**What is needed**
Gather all lines from the material that contain the word "Work".
------ Information provided
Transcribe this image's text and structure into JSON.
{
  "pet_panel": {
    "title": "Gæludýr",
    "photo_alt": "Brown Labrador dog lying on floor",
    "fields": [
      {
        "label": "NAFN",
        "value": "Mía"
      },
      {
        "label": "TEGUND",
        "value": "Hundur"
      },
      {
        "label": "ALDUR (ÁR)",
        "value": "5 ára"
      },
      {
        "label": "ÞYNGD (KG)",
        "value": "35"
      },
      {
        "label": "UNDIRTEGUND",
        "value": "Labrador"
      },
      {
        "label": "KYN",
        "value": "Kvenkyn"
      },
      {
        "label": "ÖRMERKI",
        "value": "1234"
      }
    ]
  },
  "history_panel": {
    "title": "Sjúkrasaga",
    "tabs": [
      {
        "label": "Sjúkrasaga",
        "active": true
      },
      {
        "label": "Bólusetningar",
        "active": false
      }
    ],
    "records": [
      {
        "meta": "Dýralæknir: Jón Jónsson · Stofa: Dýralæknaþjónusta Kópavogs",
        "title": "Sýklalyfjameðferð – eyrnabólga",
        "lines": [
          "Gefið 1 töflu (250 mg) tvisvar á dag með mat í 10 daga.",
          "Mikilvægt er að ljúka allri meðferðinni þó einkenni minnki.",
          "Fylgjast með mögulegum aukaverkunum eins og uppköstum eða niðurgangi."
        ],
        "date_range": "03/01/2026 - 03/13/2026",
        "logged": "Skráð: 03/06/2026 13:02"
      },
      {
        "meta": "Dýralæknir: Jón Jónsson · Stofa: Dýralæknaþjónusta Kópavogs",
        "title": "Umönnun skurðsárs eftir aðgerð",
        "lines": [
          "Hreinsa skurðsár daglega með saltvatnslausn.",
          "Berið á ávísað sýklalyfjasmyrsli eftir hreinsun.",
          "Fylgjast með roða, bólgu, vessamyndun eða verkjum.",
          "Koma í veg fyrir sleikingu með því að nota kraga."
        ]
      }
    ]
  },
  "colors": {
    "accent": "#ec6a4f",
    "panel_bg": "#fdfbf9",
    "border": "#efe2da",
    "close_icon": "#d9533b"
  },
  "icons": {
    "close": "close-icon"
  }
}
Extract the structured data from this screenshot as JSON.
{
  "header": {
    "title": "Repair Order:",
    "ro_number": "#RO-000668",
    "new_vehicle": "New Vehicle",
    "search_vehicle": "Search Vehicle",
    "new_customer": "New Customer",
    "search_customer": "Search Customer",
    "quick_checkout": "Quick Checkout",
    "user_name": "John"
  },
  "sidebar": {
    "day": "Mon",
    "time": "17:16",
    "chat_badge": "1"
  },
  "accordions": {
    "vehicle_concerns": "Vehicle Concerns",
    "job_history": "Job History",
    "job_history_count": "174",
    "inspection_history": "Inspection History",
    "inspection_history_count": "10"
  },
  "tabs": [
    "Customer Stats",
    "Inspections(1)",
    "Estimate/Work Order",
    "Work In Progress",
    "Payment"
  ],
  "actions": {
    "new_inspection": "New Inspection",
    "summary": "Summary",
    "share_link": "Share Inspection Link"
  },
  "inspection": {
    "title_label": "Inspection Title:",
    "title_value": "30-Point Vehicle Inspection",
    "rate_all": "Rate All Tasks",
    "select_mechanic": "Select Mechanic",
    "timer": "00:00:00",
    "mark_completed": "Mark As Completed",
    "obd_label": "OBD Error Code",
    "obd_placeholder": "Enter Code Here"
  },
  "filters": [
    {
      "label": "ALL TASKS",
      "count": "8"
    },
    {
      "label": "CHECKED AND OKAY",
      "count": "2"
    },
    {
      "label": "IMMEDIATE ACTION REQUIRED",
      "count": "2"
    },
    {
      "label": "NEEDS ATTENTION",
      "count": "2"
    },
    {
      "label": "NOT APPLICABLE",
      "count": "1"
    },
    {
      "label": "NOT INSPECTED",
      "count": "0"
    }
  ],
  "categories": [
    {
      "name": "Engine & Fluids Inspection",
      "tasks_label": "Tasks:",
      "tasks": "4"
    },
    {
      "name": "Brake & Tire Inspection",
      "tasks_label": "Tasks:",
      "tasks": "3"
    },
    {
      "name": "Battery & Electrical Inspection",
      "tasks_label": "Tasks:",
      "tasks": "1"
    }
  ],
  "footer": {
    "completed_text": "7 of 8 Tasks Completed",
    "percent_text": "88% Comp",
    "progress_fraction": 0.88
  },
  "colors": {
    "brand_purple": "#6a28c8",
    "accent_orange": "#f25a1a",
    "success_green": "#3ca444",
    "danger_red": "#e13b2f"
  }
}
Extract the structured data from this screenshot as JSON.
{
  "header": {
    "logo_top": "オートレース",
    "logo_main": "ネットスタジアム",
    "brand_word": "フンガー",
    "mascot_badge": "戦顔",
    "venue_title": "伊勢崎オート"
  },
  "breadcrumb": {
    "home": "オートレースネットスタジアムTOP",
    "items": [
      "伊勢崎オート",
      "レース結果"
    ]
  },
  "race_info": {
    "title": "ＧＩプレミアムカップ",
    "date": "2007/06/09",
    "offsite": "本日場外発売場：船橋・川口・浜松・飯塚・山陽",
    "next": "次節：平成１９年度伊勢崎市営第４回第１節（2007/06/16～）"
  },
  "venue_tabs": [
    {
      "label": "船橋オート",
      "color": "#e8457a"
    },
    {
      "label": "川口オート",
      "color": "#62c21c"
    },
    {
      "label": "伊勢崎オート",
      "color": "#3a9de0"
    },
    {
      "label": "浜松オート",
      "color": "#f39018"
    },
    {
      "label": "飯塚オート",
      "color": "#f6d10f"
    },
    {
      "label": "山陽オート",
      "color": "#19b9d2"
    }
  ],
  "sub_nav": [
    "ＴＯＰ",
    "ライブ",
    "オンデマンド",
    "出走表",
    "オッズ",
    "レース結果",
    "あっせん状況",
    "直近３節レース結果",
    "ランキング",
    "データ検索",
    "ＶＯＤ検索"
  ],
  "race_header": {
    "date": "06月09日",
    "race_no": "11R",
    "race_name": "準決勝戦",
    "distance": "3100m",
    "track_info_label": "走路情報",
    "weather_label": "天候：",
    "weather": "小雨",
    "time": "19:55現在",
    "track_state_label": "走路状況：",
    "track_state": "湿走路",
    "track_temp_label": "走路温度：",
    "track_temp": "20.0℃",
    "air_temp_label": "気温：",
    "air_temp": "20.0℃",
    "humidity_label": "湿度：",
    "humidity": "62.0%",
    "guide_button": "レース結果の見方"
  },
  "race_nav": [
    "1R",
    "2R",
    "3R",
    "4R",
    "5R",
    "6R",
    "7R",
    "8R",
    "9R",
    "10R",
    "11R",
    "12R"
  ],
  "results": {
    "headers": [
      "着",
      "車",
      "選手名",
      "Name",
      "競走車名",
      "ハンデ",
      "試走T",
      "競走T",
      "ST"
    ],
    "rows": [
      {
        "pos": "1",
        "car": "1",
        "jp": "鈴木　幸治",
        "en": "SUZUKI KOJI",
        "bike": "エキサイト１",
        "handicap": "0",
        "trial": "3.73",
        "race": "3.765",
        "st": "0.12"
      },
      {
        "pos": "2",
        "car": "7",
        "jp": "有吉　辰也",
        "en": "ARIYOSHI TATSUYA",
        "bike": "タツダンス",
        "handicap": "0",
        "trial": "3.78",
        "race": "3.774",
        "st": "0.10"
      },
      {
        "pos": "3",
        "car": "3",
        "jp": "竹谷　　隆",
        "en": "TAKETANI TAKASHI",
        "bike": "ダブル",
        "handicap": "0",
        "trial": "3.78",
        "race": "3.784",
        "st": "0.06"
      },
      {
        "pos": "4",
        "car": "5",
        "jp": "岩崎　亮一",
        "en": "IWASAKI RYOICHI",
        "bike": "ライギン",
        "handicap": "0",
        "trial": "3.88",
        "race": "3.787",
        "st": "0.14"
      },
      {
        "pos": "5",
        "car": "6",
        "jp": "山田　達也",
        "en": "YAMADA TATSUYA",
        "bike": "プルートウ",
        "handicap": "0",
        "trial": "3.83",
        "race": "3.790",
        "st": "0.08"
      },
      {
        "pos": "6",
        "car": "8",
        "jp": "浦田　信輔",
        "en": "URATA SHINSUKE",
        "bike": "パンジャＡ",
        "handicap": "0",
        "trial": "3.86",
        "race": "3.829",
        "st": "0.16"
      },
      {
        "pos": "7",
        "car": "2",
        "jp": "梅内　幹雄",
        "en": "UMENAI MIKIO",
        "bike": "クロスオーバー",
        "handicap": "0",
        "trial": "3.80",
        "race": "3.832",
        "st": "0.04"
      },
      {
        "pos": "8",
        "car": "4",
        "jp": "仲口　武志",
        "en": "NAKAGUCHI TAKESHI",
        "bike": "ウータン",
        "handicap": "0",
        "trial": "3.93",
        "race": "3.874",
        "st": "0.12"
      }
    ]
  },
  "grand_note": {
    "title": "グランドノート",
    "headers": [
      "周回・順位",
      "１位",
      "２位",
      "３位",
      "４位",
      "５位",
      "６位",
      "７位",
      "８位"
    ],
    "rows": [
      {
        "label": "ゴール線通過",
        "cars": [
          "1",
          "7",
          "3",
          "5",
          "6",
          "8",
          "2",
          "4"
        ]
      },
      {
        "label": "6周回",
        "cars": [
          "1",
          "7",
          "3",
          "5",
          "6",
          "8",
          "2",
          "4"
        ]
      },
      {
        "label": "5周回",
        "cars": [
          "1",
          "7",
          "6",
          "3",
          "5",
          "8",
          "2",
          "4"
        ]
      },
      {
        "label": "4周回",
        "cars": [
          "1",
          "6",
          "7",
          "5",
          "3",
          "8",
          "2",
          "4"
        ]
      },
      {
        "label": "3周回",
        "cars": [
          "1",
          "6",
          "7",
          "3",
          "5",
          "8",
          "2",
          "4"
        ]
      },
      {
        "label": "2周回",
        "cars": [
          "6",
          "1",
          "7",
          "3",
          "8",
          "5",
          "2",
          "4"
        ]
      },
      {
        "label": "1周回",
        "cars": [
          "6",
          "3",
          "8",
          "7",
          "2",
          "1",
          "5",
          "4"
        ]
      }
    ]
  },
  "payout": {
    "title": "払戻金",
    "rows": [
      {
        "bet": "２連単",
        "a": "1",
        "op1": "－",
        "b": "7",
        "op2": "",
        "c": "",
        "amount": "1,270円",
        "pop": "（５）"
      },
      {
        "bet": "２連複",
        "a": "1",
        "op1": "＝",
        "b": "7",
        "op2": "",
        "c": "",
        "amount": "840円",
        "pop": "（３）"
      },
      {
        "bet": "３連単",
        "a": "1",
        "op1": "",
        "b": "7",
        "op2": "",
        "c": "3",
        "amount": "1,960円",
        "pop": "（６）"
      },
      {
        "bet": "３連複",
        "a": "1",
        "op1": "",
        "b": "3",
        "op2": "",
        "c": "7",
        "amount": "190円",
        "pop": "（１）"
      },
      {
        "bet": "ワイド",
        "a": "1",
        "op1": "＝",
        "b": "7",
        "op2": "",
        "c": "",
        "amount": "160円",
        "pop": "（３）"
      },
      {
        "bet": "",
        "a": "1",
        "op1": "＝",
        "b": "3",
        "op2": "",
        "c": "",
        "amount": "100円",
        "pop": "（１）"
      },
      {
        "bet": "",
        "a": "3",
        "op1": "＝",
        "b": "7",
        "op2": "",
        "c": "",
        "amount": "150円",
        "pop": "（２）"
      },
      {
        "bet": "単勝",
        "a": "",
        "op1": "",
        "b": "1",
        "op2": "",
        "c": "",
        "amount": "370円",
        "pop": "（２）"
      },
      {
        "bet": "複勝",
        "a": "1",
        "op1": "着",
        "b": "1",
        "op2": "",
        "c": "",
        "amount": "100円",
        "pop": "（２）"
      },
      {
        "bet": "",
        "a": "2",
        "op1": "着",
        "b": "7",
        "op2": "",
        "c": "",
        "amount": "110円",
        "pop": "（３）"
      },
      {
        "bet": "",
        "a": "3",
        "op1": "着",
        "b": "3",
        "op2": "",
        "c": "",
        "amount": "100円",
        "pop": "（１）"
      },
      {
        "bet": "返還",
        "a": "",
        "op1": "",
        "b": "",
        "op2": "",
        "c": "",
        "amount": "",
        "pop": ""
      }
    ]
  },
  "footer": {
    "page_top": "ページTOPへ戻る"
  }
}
------------
**Correct answer**
    "Estimate/Work Order",
    "Work In Progress",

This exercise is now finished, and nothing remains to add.